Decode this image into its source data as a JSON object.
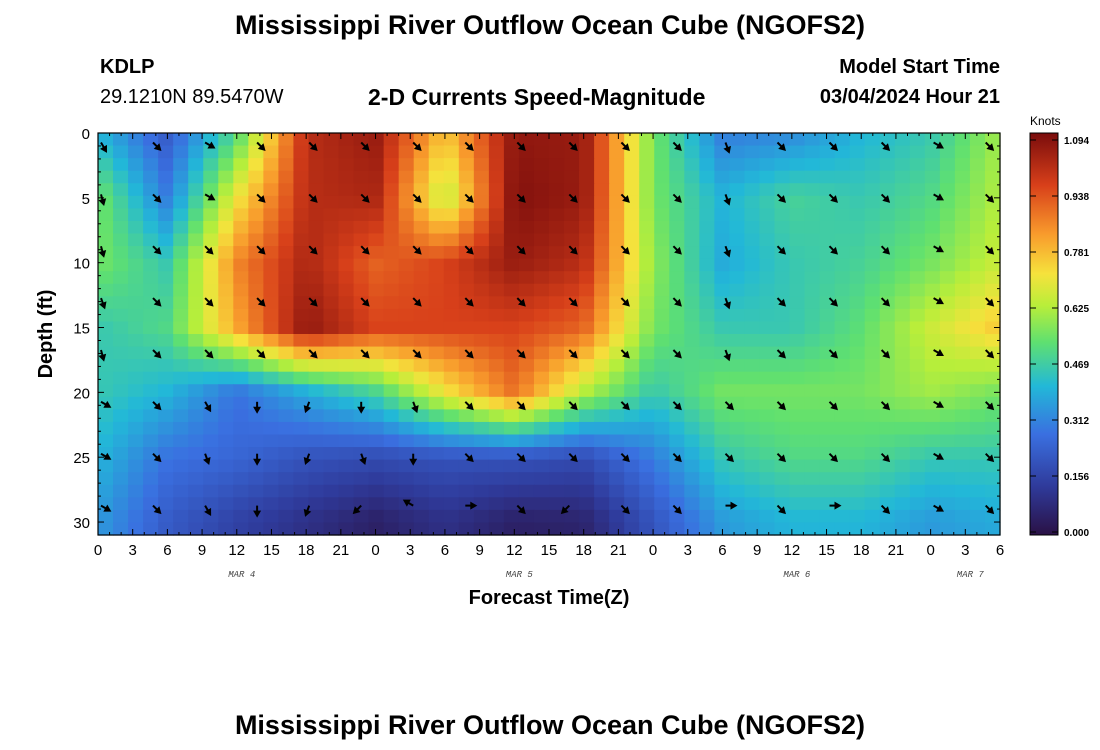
{
  "header": {
    "title": "Mississippi River Outflow Ocean Cube (NGOFS2)",
    "station": "KDLP",
    "coords": "29.1210N  89.5470W",
    "subtitle": "2-D Currents Speed-Magnitude",
    "model_start_label": "Model Start Time",
    "model_start_value": "03/04/2024 Hour 21"
  },
  "footer": {
    "title": "Mississippi River Outflow Ocean Cube (NGOFS2)"
  },
  "chart_data": {
    "type": "heatmap",
    "title": "2-D Currents Speed-Magnitude",
    "xlabel": "Forecast Time(Z)",
    "ylabel": "Depth (ft)",
    "x_tick_labels": [
      "0",
      "3",
      "6",
      "9",
      "12",
      "15",
      "18",
      "21",
      "0",
      "3",
      "6",
      "9",
      "12",
      "15",
      "18",
      "21",
      "0",
      "3",
      "6",
      "9",
      "12",
      "15",
      "18",
      "21",
      "0",
      "3",
      "6"
    ],
    "x_range_hours": [
      0,
      78
    ],
    "date_labels": [
      {
        "text": "MAR 4",
        "hour": 12
      },
      {
        "text": "MAR 5",
        "hour": 36
      },
      {
        "text": "MAR 6",
        "hour": 60
      },
      {
        "text": "MAR 7",
        "hour": 75
      }
    ],
    "y_ticks": [
      0,
      5,
      10,
      15,
      20,
      25,
      30
    ],
    "y_tick_labels": [
      "0",
      "5",
      "10",
      "15",
      "20",
      "25",
      "30"
    ],
    "y_range": [
      0,
      31
    ],
    "colorbar": {
      "title": "Knots",
      "min": 0.0,
      "max": 1.094,
      "tick_labels": [
        "1.094",
        "0.938",
        "0.781",
        "0.625",
        "0.469",
        "0.312",
        "0.156",
        "0.000"
      ]
    },
    "grid_hours": [
      0,
      6,
      12,
      18,
      24,
      30,
      36,
      42,
      48,
      54,
      60,
      66,
      72,
      78
    ],
    "grid_depths": [
      0,
      5,
      10,
      15,
      20,
      25,
      30
    ],
    "speed_knots": [
      [
        0.4,
        0.22,
        0.5,
        1.0,
        1.05,
        0.75,
        1.06,
        1.05,
        0.55,
        0.3,
        0.32,
        0.4,
        0.45,
        0.6
      ],
      [
        0.55,
        0.3,
        0.7,
        1.0,
        1.02,
        0.62,
        1.08,
        1.05,
        0.55,
        0.4,
        0.48,
        0.45,
        0.5,
        0.62
      ],
      [
        0.55,
        0.45,
        0.85,
        1.02,
        0.9,
        0.95,
        1.05,
        1.0,
        0.58,
        0.38,
        0.45,
        0.48,
        0.55,
        0.65
      ],
      [
        0.45,
        0.5,
        0.8,
        1.06,
        0.95,
        0.95,
        0.95,
        0.9,
        0.55,
        0.45,
        0.45,
        0.52,
        0.65,
        0.75
      ],
      [
        0.45,
        0.4,
        0.28,
        0.38,
        0.48,
        0.7,
        0.88,
        0.62,
        0.45,
        0.55,
        0.55,
        0.55,
        0.6,
        0.55
      ],
      [
        0.4,
        0.28,
        0.25,
        0.2,
        0.18,
        0.2,
        0.2,
        0.18,
        0.3,
        0.45,
        0.5,
        0.5,
        0.45,
        0.45
      ],
      [
        0.35,
        0.22,
        0.15,
        0.1,
        0.05,
        0.1,
        0.05,
        0.06,
        0.2,
        0.35,
        0.4,
        0.4,
        0.35,
        0.38
      ]
    ],
    "arrow_hours": [
      0,
      4.5,
      9,
      13.5,
      18,
      22.5,
      27,
      31.5,
      36,
      40.5,
      45,
      49.5,
      54,
      58.5,
      63,
      67.5,
      72,
      76.5
    ],
    "arrow_depths": [
      0.5,
      4.5,
      8.5,
      12.5,
      16.5,
      20.5,
      24.5,
      28.5
    ],
    "arrow_directions_deg": [
      [
        150,
        135,
        120,
        135,
        135,
        135,
        135,
        135,
        135,
        135,
        135,
        135,
        160,
        135,
        135,
        135,
        120,
        135
      ],
      [
        165,
        135,
        120,
        135,
        135,
        135,
        135,
        135,
        135,
        135,
        135,
        135,
        160,
        135,
        135,
        135,
        120,
        135
      ],
      [
        165,
        135,
        135,
        135,
        135,
        135,
        135,
        135,
        135,
        135,
        135,
        135,
        160,
        135,
        135,
        135,
        120,
        135
      ],
      [
        160,
        135,
        135,
        135,
        135,
        135,
        135,
        135,
        135,
        135,
        135,
        135,
        160,
        135,
        135,
        135,
        120,
        135
      ],
      [
        165,
        135,
        135,
        135,
        135,
        135,
        135,
        135,
        135,
        135,
        135,
        135,
        160,
        135,
        135,
        135,
        120,
        135
      ],
      [
        120,
        135,
        150,
        180,
        200,
        180,
        160,
        135,
        135,
        135,
        135,
        135,
        135,
        135,
        135,
        135,
        120,
        135
      ],
      [
        120,
        135,
        160,
        180,
        200,
        160,
        180,
        135,
        135,
        135,
        135,
        135,
        135,
        135,
        135,
        135,
        120,
        135
      ],
      [
        120,
        135,
        150,
        180,
        200,
        225,
        300,
        90,
        135,
        225,
        135,
        135,
        90,
        135,
        90,
        135,
        120,
        135
      ]
    ]
  }
}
┄┄┄┄┄┄
Problem statement:
Only the number is wanted: count the lines of the records that hold the word "River".

Complete answer:
2